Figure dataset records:
START
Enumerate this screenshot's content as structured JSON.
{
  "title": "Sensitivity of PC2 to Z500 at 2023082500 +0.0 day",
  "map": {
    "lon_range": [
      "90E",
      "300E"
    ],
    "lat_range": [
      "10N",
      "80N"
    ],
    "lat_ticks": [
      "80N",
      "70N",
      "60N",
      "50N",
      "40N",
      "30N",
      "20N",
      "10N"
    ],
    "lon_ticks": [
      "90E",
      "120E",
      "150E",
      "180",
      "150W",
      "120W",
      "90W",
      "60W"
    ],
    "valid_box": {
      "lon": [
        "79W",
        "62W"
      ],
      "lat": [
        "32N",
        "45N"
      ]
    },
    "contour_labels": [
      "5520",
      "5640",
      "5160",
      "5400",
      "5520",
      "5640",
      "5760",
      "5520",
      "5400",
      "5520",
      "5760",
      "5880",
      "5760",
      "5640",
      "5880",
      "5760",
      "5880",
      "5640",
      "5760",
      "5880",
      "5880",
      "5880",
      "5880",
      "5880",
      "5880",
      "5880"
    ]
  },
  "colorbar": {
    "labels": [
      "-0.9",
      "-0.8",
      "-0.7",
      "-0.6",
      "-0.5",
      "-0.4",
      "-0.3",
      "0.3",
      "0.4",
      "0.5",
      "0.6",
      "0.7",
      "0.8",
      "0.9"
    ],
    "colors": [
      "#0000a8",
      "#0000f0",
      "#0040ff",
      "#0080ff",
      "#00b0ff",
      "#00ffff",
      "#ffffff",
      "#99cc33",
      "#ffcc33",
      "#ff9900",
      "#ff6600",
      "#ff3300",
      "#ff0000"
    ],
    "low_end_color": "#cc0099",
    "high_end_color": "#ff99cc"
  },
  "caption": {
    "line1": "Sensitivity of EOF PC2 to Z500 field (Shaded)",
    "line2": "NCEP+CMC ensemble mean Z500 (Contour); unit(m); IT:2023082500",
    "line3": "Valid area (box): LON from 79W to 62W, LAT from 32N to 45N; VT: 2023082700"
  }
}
END
> EXERCISE INSTRUCTIONS:
Give all the entries again exactly; leave none out.

> EXERCISE ANSWER:
Enumerate this screenshot's content as structured JSON.
{
  "title": "Sensitivity of PC2 to Z500 at 2023082500 +0.0 day",
  "map": {
    "lon_range": [
      "90E",
      "300E"
    ],
    "lat_range": [
      "10N",
      "80N"
    ],
    "lat_ticks": [
      "80N",
      "70N",
      "60N",
      "50N",
      "40N",
      "30N",
      "20N",
      "10N"
    ],
    "lon_ticks": [
      "90E",
      "120E",
      "150E",
      "180",
      "150W",
      "120W",
      "90W",
      "60W"
    ],
    "valid_box": {
      "lon": [
        "79W",
        "62W"
      ],
      "lat": [
        "32N",
        "45N"
      ]
    },
    "contour_labels": [
      "5520",
      "5640",
      "5160",
      "5400",
      "5520",
      "5640",
      "5760",
      "5520",
      "5400",
      "5520",
      "5760",
      "5880",
      "5760",
      "5640",
      "5880",
      "5760",
      "5880",
      "5640",
      "5760",
      "5880",
      "5880",
      "5880",
      "5880",
      "5880",
      "5880",
      "5880"
    ]
  },
  "colorbar": {
    "labels": [
      "-0.9",
      "-0.8",
      "-0.7",
      "-0.6",
      "-0.5",
      "-0.4",
      "-0.3",
      "0.3",
      "0.4",
      "0.5",
      "0.6",
      "0.7",
      "0.8",
      "0.9"
    ],
    "colors": [
      "#0000a8",
      "#0000f0",
      "#0040ff",
      "#0080ff",
      "#00b0ff",
      "#00ffff",
      "#ffffff",
      "#99cc33",
      "#ffcc33",
      "#ff9900",
      "#ff6600",
      "#ff3300",
      "#ff0000"
    ],
    "low_end_color": "#cc0099",
    "high_end_color": "#ff99cc"
  },
  "caption": {
    "line1": "Sensitivity of EOF PC2 to Z500 field (Shaded)",
    "line2": "NCEP+CMC ensemble mean Z500 (Contour); unit(m); IT:2023082500",
    "line3": "Valid area (box): LON from 79W to 62W, LAT from 32N to 45N; VT: 2023082700"
  }
}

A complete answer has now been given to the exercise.